━━━ Records provided ━━━

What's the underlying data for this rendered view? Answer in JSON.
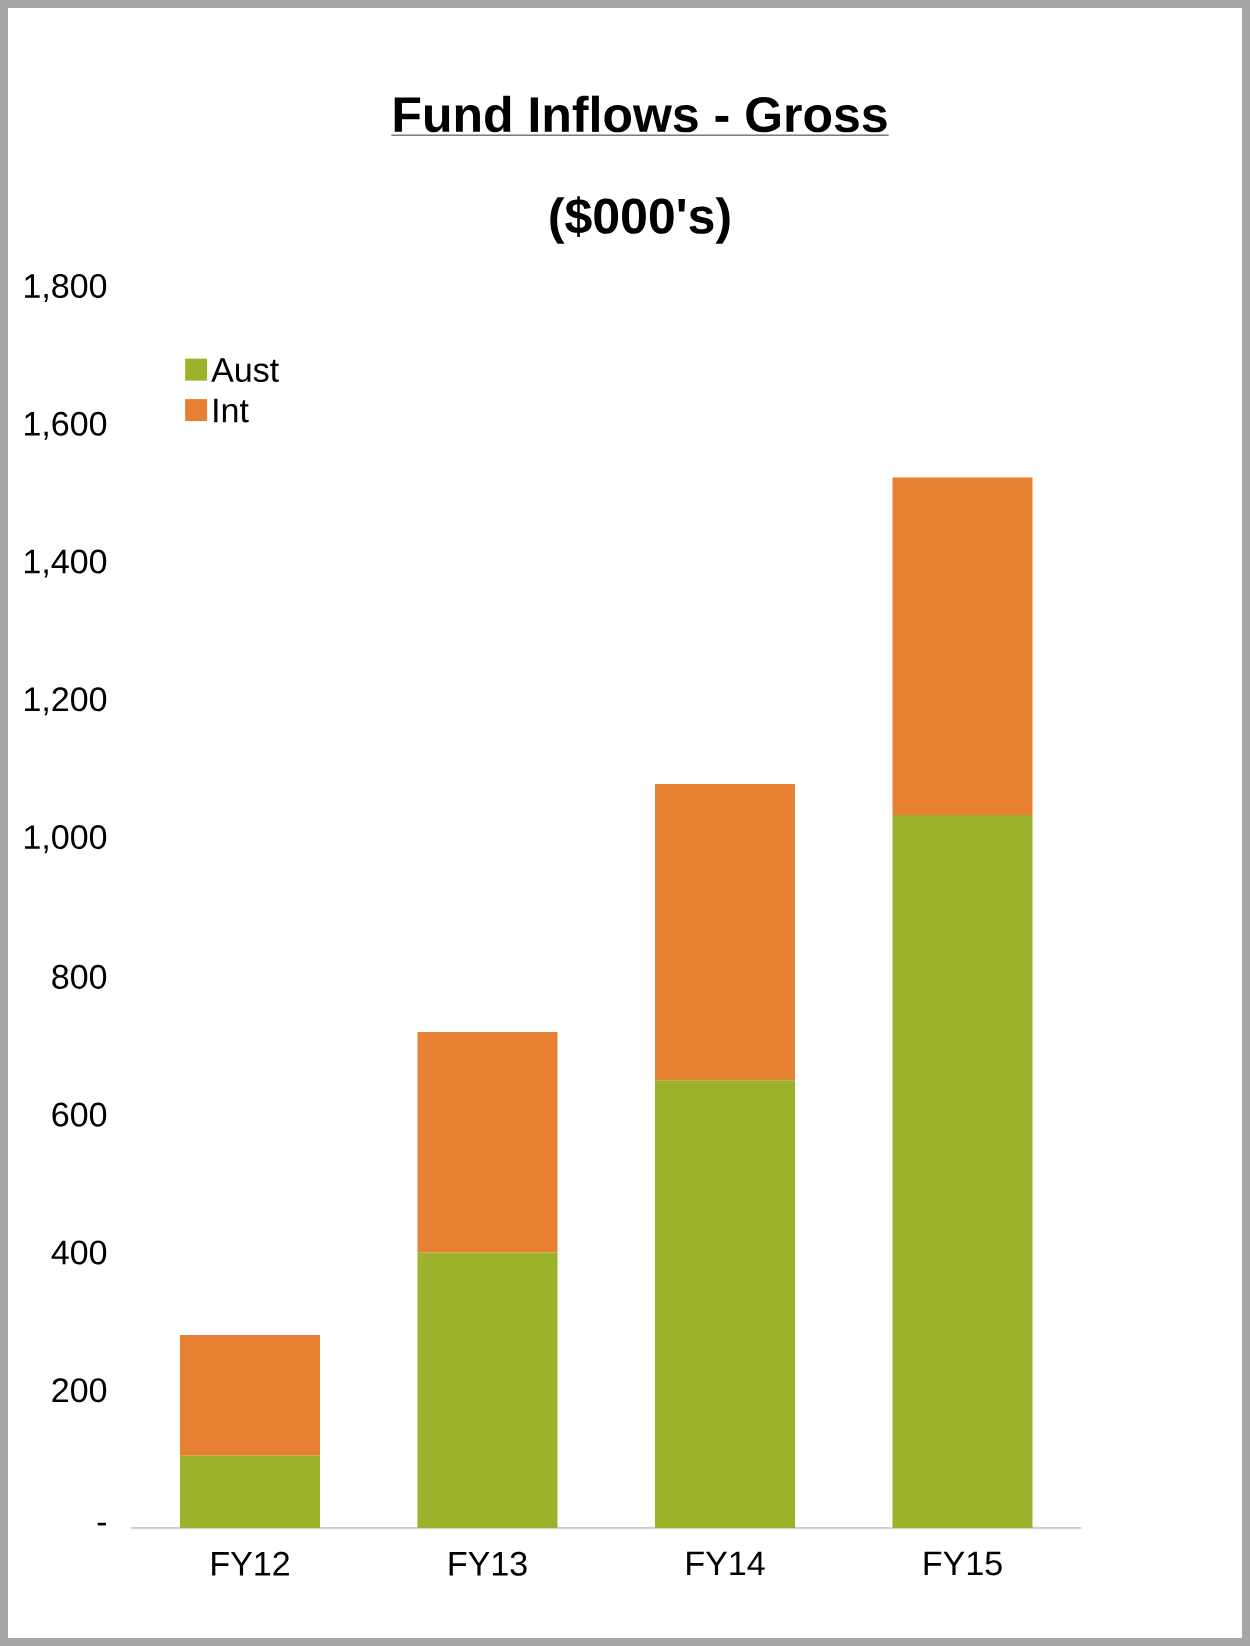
{
  "chart_data": {
    "type": "bar",
    "title": "Fund Inflows - Gross",
    "subtitle": "($000's)",
    "stacked": true,
    "categories": [
      "FY12",
      "FY13",
      "FY14",
      "FY15"
    ],
    "series": [
      {
        "name": "Aust",
        "color": "#9bb22a",
        "values": [
          105,
          400,
          650,
          1035
        ]
      },
      {
        "name": "Int",
        "color": "#e88033",
        "values": [
          175,
          320,
          430,
          490
        ]
      }
    ],
    "ylim": [
      0,
      1800
    ],
    "yticks": [
      {
        "value": 0,
        "label": "-"
      },
      {
        "value": 200,
        "label": "200"
      },
      {
        "value": 400,
        "label": "400"
      },
      {
        "value": 600,
        "label": "600"
      },
      {
        "value": 800,
        "label": "800"
      },
      {
        "value": 1000,
        "label": "1,000"
      },
      {
        "value": 1200,
        "label": "1,200"
      },
      {
        "value": 1400,
        "label": "1,400"
      },
      {
        "value": 1600,
        "label": "1,600"
      },
      {
        "value": 1800,
        "label": "1,800"
      }
    ],
    "grid": false,
    "legend": "top left"
  }
}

━━━

* What you will do
Pick out each line that holds the string "label".

* Correct result
        "label": "-"
        "label": "200"
        "label": "400"
        "label": "600"
        "label": "800"
        "label": "1,000"
        "label": "1,200"
        "label": "1,400"
        "label": "1,600"
        "label": "1,800"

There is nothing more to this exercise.